> [STATED PROBLEM]:
Locate the line that contains "Transcribe the text in this document.". Copy it and every following line through the end of the records, exactly, and include nothing else.

DATA PROVIDED start

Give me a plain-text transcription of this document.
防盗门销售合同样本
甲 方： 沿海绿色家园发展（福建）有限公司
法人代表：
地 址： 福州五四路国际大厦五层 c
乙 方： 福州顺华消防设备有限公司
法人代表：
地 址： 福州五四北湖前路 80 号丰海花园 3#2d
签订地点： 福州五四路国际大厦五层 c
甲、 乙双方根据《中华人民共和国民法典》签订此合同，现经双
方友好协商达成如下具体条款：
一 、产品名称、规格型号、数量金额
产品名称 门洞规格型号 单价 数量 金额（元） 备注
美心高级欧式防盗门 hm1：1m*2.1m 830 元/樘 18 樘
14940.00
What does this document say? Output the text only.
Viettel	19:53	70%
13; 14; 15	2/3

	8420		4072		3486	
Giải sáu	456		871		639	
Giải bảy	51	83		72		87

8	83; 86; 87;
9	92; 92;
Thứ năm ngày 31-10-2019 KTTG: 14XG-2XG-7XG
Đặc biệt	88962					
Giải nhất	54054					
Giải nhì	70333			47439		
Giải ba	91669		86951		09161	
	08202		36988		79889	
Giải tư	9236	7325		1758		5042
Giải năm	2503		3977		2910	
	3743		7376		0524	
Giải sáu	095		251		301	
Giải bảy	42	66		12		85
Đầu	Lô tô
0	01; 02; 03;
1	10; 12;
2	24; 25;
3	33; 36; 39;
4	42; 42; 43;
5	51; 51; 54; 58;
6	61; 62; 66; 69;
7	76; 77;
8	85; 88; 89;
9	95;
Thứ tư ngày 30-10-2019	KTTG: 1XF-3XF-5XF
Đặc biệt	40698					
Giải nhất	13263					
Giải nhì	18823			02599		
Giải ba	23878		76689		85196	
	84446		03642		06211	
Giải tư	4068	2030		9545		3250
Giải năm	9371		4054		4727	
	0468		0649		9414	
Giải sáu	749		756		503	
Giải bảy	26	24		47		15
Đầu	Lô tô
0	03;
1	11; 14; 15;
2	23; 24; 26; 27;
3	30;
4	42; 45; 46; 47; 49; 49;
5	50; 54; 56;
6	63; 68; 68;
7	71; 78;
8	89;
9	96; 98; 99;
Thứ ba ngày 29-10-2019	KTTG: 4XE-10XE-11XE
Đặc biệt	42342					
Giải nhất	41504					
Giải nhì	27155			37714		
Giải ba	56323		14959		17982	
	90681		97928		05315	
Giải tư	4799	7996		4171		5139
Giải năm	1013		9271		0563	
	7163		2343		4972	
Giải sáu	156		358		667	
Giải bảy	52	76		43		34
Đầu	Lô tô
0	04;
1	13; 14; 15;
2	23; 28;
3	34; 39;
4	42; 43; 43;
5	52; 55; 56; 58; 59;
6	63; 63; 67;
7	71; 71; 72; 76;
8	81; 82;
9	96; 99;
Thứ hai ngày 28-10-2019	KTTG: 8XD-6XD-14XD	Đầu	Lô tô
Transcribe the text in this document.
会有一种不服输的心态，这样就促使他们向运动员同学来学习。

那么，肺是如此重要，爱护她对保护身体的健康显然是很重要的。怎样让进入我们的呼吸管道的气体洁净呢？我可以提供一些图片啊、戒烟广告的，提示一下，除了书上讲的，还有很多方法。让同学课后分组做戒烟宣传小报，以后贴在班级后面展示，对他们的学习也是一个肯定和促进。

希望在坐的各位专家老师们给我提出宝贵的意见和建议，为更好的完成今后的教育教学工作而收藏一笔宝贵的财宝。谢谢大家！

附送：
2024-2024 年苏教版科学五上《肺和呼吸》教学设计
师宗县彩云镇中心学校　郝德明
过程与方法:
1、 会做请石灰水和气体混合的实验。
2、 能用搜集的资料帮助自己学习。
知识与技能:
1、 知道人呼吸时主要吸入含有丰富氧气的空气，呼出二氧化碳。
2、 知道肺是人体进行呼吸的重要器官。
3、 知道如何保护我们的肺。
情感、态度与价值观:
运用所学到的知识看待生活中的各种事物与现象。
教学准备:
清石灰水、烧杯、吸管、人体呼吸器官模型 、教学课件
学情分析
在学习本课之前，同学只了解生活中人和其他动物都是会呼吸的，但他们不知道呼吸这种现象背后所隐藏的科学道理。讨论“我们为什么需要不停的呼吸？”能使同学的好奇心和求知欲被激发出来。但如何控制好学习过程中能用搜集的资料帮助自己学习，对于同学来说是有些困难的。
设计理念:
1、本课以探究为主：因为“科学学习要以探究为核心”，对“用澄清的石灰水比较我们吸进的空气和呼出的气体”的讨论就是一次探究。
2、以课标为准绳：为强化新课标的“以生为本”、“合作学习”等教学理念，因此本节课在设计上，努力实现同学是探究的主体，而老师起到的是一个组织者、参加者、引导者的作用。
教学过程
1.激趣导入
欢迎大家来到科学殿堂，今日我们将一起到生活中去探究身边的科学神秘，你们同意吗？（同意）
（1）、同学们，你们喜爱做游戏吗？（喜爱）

DATA PROVIDED end

> [SOLVED EXERCISE]:
Transcribe the text in this document.
会有一种不服输的心态，这样就促使他们向运动员同学来学习。

那么，肺是如此重要，爱护她对保护身体的健康显然是很重要的。怎样让进入我们的呼吸管道的气体洁净呢？我可以提供一些图片啊、戒烟广告的，提示一下，除了书上讲的，还有很多方法。让同学课后分组做戒烟宣传小报，以后贴在班级后面展示，对他们的学习也是一个肯定和促进。

希望在坐的各位专家老师们给我提出宝贵的意见和建议，为更好的完成今后的教育教学工作而收藏一笔宝贵的财宝。谢谢大家！

附送：
2024-2024 年苏教版科学五上《肺和呼吸》教学设计
师宗县彩云镇中心学校　郝德明
过程与方法:
1、 会做请石灰水和气体混合的实验。
2、 能用搜集的资料帮助自己学习。
知识与技能:
1、 知道人呼吸时主要吸入含有丰富氧气的空气，呼出二氧化碳。
2、 知道肺是人体进行呼吸的重要器官。
3、 知道如何保护我们的肺。
情感、态度与价值观:
运用所学到的知识看待生活中的各种事物与现象。
教学准备:
清石灰水、烧杯、吸管、人体呼吸器官模型 、教学课件
学情分析
在学习本课之前，同学只了解生活中人和其他动物都是会呼吸的，但他们不知道呼吸这种现象背后所隐藏的科学道理。讨论“我们为什么需要不停的呼吸？”能使同学的好奇心和求知欲被激发出来。但如何控制好学习过程中能用搜集的资料帮助自己学习，对于同学来说是有些困难的。
设计理念:
1、本课以探究为主：因为“科学学习要以探究为核心”，对“用澄清的石灰水比较我们吸进的空气和呼出的气体”的讨论就是一次探究。
2、以课标为准绳：为强化新课标的“以生为本”、“合作学习”等教学理念，因此本节课在设计上，努力实现同学是探究的主体，而老师起到的是一个组织者、参加者、引导者的作用。
教学过程
1.激趣导入
欢迎大家来到科学殿堂，今日我们将一起到生活中去探究身边的科学神秘，你们同意吗？（同意）
（1）、同学们，你们喜爱做游戏吗？（喜爱）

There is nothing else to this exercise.